### THE TASK
Repeat exactly the stretch of lines that starts with the one containing "Convert this document image to plain text." and ends with the last line of the material. Leave out pictures.

### DATA ENTRIES
(begin)
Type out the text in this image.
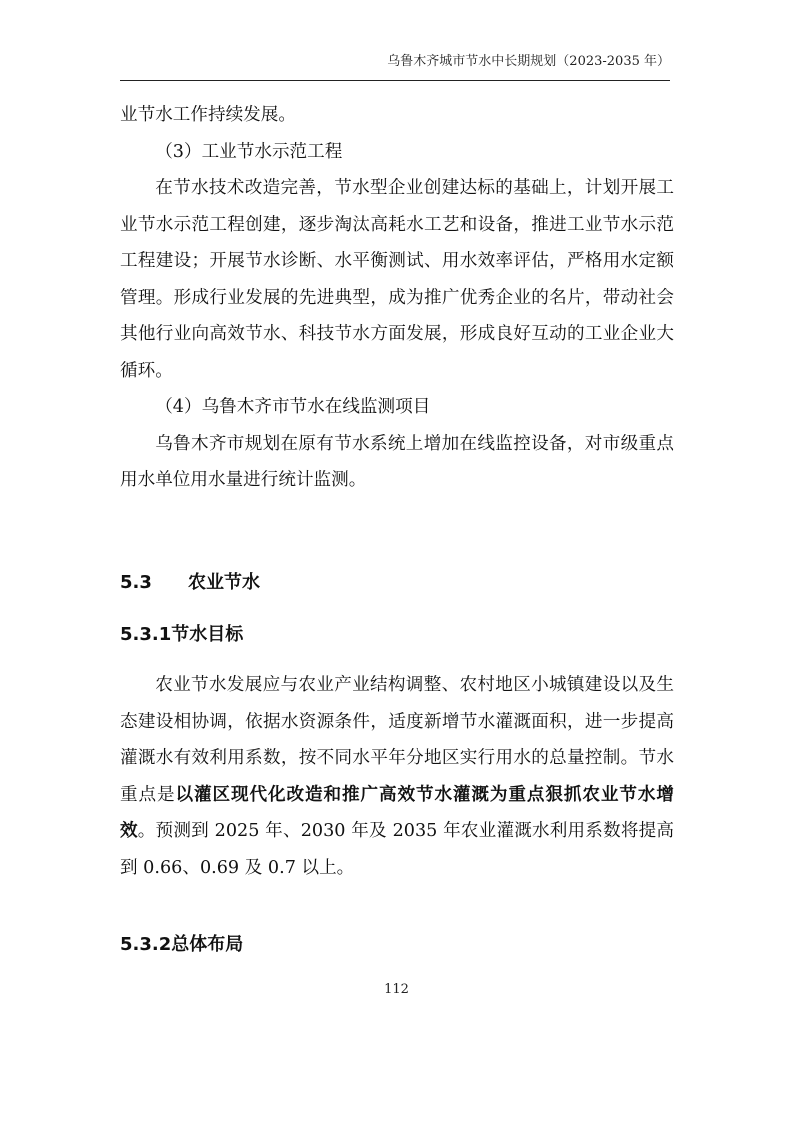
乌鲁木齐城市节水中长期规划（2023-2035 年）

业节水工作持续发展。

（3）工业节水示范工程

在节水技术改造完善，节水型企业创建达标的基础上，计划开展工业节水示范工程创建，逐步淘汰高耗水工艺和设备，推进工业节水示范工程建设；开展节水诊断、水平衡测试、用水效率评估，严格用水定额管理。形成行业发展的先进典型，成为推广优秀企业的名片，带动社会其他行业向高效节水、科技节水方面发展，形成良好互动的工业企业大循环。

（4）乌鲁木齐市节水在线监测项目

乌鲁木齐市规划在原有节水系统上增加在线监控设备，对市级重点用水单位用水量进行统计监测。

5.3 农业节水
5.3.1节水目标

农业节水发展应与农业产业结构调整、农村地区小城镇建设以及生态建设相协调，依据水资源条件，适度新增节水灌溉面积，进一步提高灌溉水有效利用系数，按不同水平年分地区实行用水的总量控制。节水重点是以灌区现代化改造和推广高效节水灌溉为重点狠抓农业节水增效。预测到 2025 年、2030 年及 2035 年农业灌溉水利用系数将提高到 0.66、0.69 及 0.7 以上。

5.3.2总体布局
112
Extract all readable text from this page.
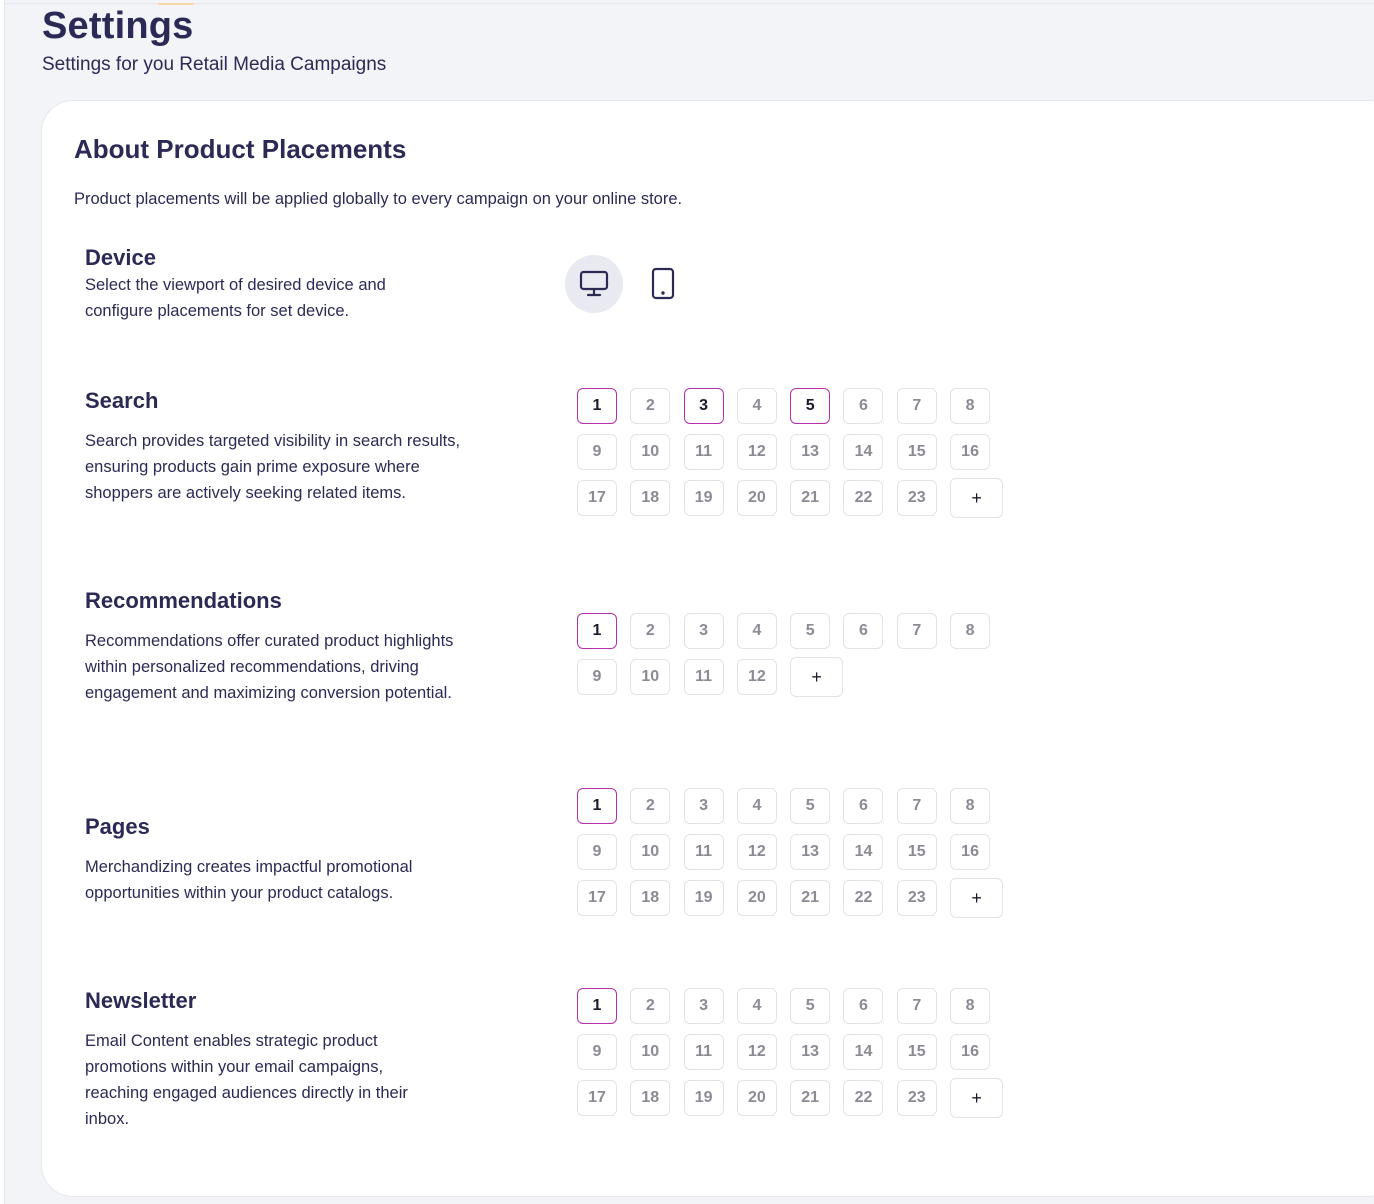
Settings
Settings for you Retail Media Campaigns
About Product Placements
Product placements will be applied globally to every campaign on your online store.
Device
Select the viewport of desired device and configure placements for set device.
Search
Search provides targeted visibility in search results, ensuring products gain prime exposure where shoppers are actively seeking related items.
1	2	3	4	5	6	7	8
9	10	11	12	13	14	15	16
17	18	19	20	21	22	23	+
Recommendations
Recommendations offer curated product highlights within personalized recommendations, driving engagement and maximizing conversion potential.
1	2	3	4	5	6	7	8
9	10	11	12	+
Pages
Merchandizing creates impactful promotional opportunities within your product catalogs.
1	2	3	4	5	6	7	8
9	10	11	12	13	14	15	16
17	18	19	20	21	22	23	+
Newsletter
Email Content enables strategic product promotions within your email campaigns, reaching engaged audiences directly in their inbox.
1	2	3	4	5	6	7	8
9	10	11	12	13	14	15	16
17	18	19	20	21	22	23	+
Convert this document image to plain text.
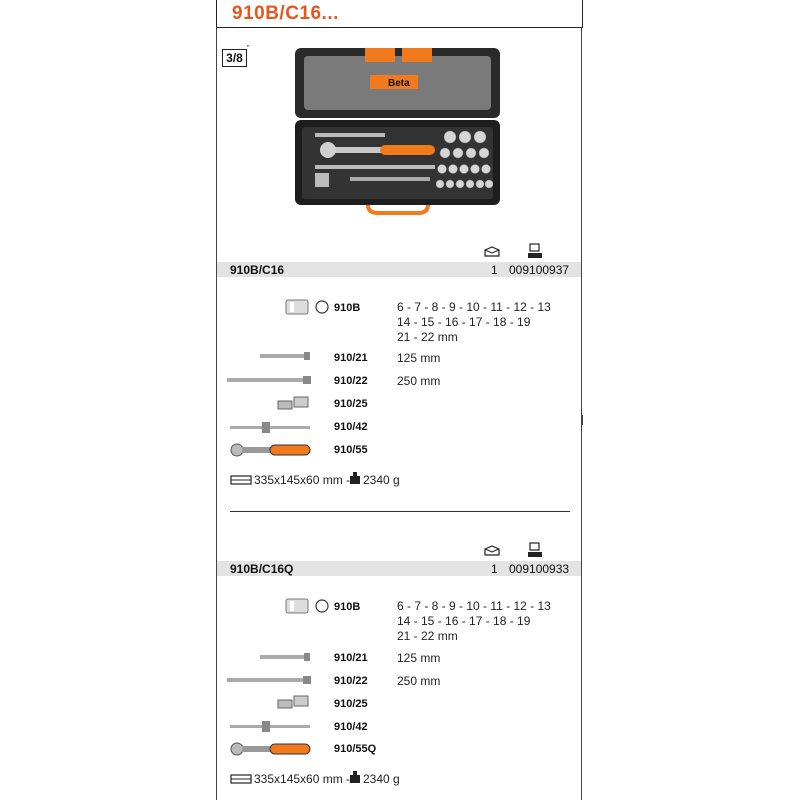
910B/C16...
3/8
"
Beta
910B/C16	1 009100937
910B	6 - 7 - 8 - 9 - 10 - 11 - 12 - 13
14 - 15 - 16 - 17 - 18 - 19
21 - 22 mm
910/21 125 mm
910/22 250 mm
910/25
910/42
910/55
335x145x60 mm - 2340 g
910B/C16Q	1 009100933
910B	6 - 7 - 8 - 9 - 10 - 11 - 12 - 13
14 - 15 - 16 - 17 - 18 - 19
21 - 22 mm
910/21 125 mm
910/22 250 mm
910/25
910/42
910/55Q
335x145x60 mm - 2340 g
(end)
### ANSWER IN FULL
Convert this document image to plain text.
910B/C16...
3/8
"
Beta
910B/C16	1 009100937
910B	6 - 7 - 8 - 9 - 10 - 11 - 12 - 13
14 - 15 - 16 - 17 - 18 - 19
21 - 22 mm
910/21 125 mm
910/22 250 mm
910/25
910/42
910/55
335x145x60 mm - 2340 g
910B/C16Q	1 009100933
910B	6 - 7 - 8 - 9 - 10 - 11 - 12 - 13
14 - 15 - 16 - 17 - 18 - 19
21 - 22 mm
910/21 125 mm
910/22 250 mm
910/25
910/42
910/55Q
335x145x60 mm - 2340 g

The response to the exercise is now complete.